# [RECORDS SHOWN]
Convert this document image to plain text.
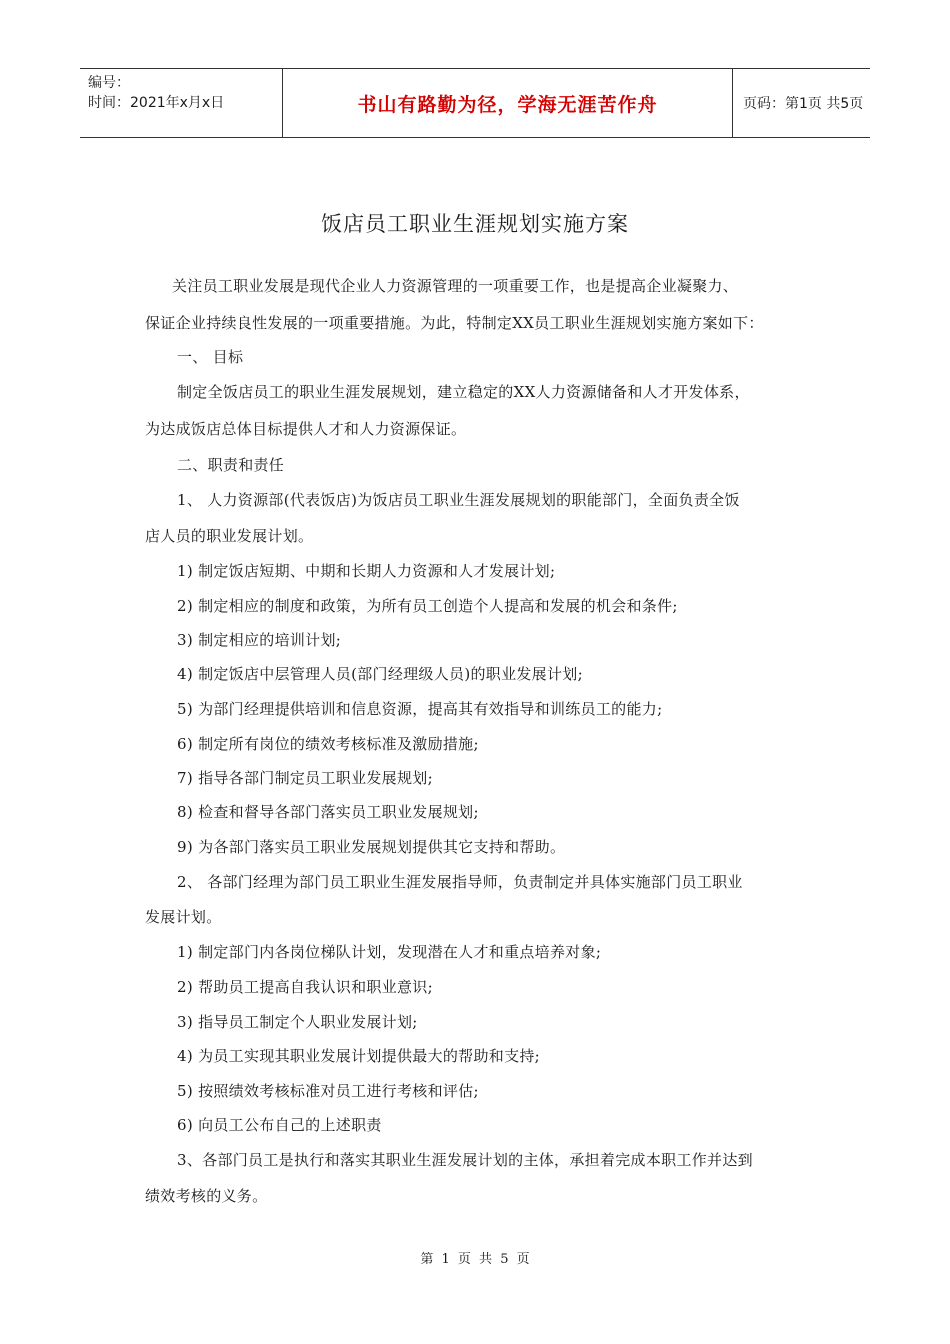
编号：
时间：2021年x月x日	书山有路勤为径，学海无涯苦作舟	页码：第1页 共5页
饭店员工职业生涯规划实施方案
关注员工职业发展是现代企业人力资源管理的一项重要工作，也是提高企业凝聚力、
保证企业持续良性发展的一项重要措施。为此，特制定XX员工职业生涯规划实施方案如下：
一、 目标
制定全饭店员工的职业生涯发展规划，建立稳定的XX人力资源储备和人才开发体系，
为达成饭店总体目标提供人才和人力资源保证。
二、职责和责任
1、 人力资源部(代表饭店)为饭店员工职业生涯发展规划的职能部门，全面负责全饭
店人员的职业发展计划。
1) 制定饭店短期、中期和长期人力资源和人才发展计划;
2) 制定相应的制度和政策，为所有员工创造个人提高和发展的机会和条件;
3) 制定相应的培训计划;
4) 制定饭店中层管理人员(部门经理级人员)的职业发展计划;
5) 为部门经理提供培训和信息资源，提高其有效指导和训练员工的能力;
6) 制定所有岗位的绩效考核标准及激励措施;
7) 指导各部门制定员工职业发展规划;
8) 检查和督导各部门落实员工职业发展规划;
9) 为各部门落实员工职业发展规划提供其它支持和帮助。
2、 各部门经理为部门员工职业生涯发展指导师，负责制定并具体实施部门员工职业
发展计划。
1) 制定部门内各岗位梯队计划，发现潜在人才和重点培养对象;
2) 帮助员工提高自我认识和职业意识;
3) 指导员工制定个人职业发展计划;
4) 为员工实现其职业发展计划提供最大的帮助和支持;
5) 按照绩效考核标准对员工进行考核和评估;
6) 向员工公布自己的上述职责
3、各部门员工是执行和落实其职业生涯发展计划的主体，承担着完成本职工作并达到
绩效考核的义务。
第 1 页 共 5 页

# [WHAT IS REQUIRED]
All of the lines above should be retyped precisely, apart from the pictures.

# [WRITTEN SOLUTION]
Convert this document image to plain text.
编号：
时间：2021年x月x日	书山有路勤为径，学海无涯苦作舟	页码：第1页 共5页
饭店员工职业生涯规划实施方案
关注员工职业发展是现代企业人力资源管理的一项重要工作，也是提高企业凝聚力、
保证企业持续良性发展的一项重要措施。为此，特制定XX员工职业生涯规划实施方案如下：
一、 目标
制定全饭店员工的职业生涯发展规划，建立稳定的XX人力资源储备和人才开发体系，
为达成饭店总体目标提供人才和人力资源保证。
二、职责和责任
1、 人力资源部(代表饭店)为饭店员工职业生涯发展规划的职能部门，全面负责全饭
店人员的职业发展计划。
1) 制定饭店短期、中期和长期人力资源和人才发展计划;
2) 制定相应的制度和政策，为所有员工创造个人提高和发展的机会和条件;
3) 制定相应的培训计划;
4) 制定饭店中层管理人员(部门经理级人员)的职业发展计划;
5) 为部门经理提供培训和信息资源，提高其有效指导和训练员工的能力;
6) 制定所有岗位的绩效考核标准及激励措施;
7) 指导各部门制定员工职业发展规划;
8) 检查和督导各部门落实员工职业发展规划;
9) 为各部门落实员工职业发展规划提供其它支持和帮助。
2、 各部门经理为部门员工职业生涯发展指导师，负责制定并具体实施部门员工职业
发展计划。
1) 制定部门内各岗位梯队计划，发现潜在人才和重点培养对象;
2) 帮助员工提高自我认识和职业意识;
3) 指导员工制定个人职业发展计划;
4) 为员工实现其职业发展计划提供最大的帮助和支持;
5) 按照绩效考核标准对员工进行考核和评估;
6) 向员工公布自己的上述职责
3、各部门员工是执行和落实其职业生涯发展计划的主体，承担着完成本职工作并达到
绩效考核的义务。
第 1 页 共 5 页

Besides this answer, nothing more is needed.